[Layout coordinate data]
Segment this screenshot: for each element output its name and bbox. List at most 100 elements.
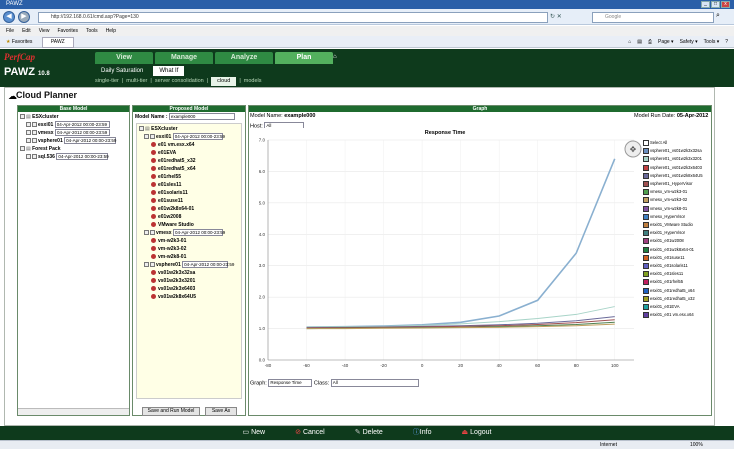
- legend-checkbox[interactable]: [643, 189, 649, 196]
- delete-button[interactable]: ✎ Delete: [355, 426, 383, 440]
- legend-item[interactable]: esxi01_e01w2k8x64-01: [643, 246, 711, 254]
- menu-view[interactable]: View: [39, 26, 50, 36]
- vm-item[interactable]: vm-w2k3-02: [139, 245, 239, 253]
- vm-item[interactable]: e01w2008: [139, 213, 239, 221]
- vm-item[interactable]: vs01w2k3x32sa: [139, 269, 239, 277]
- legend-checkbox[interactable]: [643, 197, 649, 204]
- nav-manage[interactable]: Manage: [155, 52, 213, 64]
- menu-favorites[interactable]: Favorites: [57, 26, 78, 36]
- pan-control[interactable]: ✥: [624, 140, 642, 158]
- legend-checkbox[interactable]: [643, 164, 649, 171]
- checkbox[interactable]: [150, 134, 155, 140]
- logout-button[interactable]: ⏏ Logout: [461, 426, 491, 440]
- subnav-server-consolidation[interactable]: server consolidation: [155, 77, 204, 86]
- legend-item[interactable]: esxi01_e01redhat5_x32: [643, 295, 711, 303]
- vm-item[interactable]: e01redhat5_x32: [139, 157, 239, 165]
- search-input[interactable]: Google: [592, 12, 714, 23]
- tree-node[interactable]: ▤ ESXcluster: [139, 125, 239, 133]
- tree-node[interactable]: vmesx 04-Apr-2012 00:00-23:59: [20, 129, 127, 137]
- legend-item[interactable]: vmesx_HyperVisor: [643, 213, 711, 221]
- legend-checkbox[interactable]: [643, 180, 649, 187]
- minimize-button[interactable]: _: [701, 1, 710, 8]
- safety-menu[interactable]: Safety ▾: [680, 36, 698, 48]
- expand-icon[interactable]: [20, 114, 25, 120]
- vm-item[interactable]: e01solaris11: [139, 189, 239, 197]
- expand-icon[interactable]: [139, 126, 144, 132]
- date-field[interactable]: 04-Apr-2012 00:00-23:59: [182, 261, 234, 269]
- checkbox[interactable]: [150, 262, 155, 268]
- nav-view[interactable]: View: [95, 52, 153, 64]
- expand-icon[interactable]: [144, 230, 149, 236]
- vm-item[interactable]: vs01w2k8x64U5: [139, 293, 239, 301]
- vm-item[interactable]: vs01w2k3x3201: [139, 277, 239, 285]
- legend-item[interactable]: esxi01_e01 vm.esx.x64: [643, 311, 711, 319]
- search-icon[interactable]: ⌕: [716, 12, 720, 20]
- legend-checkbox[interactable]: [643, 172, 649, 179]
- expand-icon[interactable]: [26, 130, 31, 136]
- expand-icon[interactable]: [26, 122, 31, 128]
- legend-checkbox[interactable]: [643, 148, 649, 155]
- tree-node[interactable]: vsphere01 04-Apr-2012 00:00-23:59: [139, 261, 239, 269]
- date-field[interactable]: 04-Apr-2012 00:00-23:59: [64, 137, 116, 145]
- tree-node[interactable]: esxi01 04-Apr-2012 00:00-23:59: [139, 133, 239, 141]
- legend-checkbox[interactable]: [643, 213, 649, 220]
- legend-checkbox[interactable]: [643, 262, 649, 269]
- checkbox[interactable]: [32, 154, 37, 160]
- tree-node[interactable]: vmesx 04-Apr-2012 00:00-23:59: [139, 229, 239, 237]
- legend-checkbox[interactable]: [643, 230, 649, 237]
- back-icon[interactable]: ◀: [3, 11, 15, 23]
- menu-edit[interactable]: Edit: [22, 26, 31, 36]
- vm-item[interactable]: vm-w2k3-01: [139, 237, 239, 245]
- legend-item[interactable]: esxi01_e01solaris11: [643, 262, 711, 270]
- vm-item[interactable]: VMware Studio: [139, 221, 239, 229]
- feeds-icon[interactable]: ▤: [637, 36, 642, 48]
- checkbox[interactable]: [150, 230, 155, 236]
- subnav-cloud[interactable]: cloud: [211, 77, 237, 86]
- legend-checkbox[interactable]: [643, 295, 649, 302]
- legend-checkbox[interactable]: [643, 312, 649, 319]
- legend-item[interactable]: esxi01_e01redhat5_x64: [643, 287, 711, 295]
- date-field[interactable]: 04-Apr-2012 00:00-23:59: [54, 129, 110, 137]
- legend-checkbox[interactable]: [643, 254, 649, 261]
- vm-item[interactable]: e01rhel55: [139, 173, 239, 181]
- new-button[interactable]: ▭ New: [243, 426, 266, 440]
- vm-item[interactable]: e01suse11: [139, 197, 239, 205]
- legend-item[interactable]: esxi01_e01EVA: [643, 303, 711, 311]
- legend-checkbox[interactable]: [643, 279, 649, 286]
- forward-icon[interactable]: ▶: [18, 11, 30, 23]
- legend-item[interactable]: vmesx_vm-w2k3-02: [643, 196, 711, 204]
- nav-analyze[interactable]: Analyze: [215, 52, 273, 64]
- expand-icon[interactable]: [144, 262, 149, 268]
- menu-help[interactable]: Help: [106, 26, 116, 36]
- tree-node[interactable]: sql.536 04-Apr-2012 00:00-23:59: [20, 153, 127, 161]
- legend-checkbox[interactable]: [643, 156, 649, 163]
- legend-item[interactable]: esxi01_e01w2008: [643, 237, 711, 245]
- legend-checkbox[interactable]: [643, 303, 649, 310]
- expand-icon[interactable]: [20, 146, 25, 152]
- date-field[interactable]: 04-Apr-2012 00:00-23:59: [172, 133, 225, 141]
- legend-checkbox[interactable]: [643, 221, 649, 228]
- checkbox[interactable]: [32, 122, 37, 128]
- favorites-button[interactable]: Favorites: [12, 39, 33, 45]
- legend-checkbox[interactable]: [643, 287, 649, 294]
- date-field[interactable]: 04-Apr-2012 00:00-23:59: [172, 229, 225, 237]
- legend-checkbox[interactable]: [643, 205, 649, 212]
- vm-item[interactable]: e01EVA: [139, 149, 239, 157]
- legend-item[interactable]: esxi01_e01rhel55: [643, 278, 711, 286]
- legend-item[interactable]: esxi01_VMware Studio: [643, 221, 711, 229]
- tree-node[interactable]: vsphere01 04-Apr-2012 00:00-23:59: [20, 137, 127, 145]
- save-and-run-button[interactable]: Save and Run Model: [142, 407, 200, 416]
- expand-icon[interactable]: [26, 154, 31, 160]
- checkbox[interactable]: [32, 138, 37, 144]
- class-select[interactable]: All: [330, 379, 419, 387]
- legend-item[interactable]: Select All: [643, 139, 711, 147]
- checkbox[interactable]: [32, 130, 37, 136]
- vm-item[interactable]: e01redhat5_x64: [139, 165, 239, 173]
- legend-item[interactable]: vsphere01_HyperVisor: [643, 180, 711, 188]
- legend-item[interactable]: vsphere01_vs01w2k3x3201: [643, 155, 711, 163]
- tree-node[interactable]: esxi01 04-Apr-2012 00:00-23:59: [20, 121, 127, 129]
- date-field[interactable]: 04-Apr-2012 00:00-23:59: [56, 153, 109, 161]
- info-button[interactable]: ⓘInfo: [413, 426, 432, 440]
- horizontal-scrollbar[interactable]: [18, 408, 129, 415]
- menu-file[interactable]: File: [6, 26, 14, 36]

Exercise aim> Write out the lines of the entries above without any change, from the line with "- legend-checkbox[interactable]: [643, 189, 649, 196]" to the line with "- tree-node[interactable]: ▤", including both of those lines.

Result for this exercise>
- legend-checkbox[interactable]: [643, 189, 649, 196]
- delete-button[interactable]: ✎ Delete: [355, 426, 383, 440]
- legend-item[interactable]: esxi01_e01w2k8x64-01: [643, 246, 711, 254]
- menu-view[interactable]: View: [39, 26, 50, 36]
- vm-item[interactable]: vm-w2k3-02: [139, 245, 239, 253]
- vm-item[interactable]: e01w2008: [139, 213, 239, 221]
- vm-item[interactable]: vs01w2k3x32sa: [139, 269, 239, 277]
- legend-checkbox[interactable]: [643, 197, 649, 204]
- nav-manage[interactable]: Manage: [155, 52, 213, 64]
- menu-favorites[interactable]: Favorites: [57, 26, 78, 36]
- pan-control[interactable]: ✥: [624, 140, 642, 158]
- legend-checkbox[interactable]: [643, 164, 649, 171]
- checkbox[interactable]: [150, 134, 155, 140]
- logout-button[interactable]: ⏏ Logout: [461, 426, 491, 440]
- subnav-server-consolidation[interactable]: server consolidation: [155, 77, 204, 86]
- legend-item[interactable]: esxi01_e01redhat5_x32: [643, 295, 711, 303]
- vm-item[interactable]: e01redhat5_x32: [139, 157, 239, 165]
- search-input[interactable]: Google: [592, 12, 714, 23]
- tree-node[interactable]: ▤ ESXcluster: [139, 125, 239, 133]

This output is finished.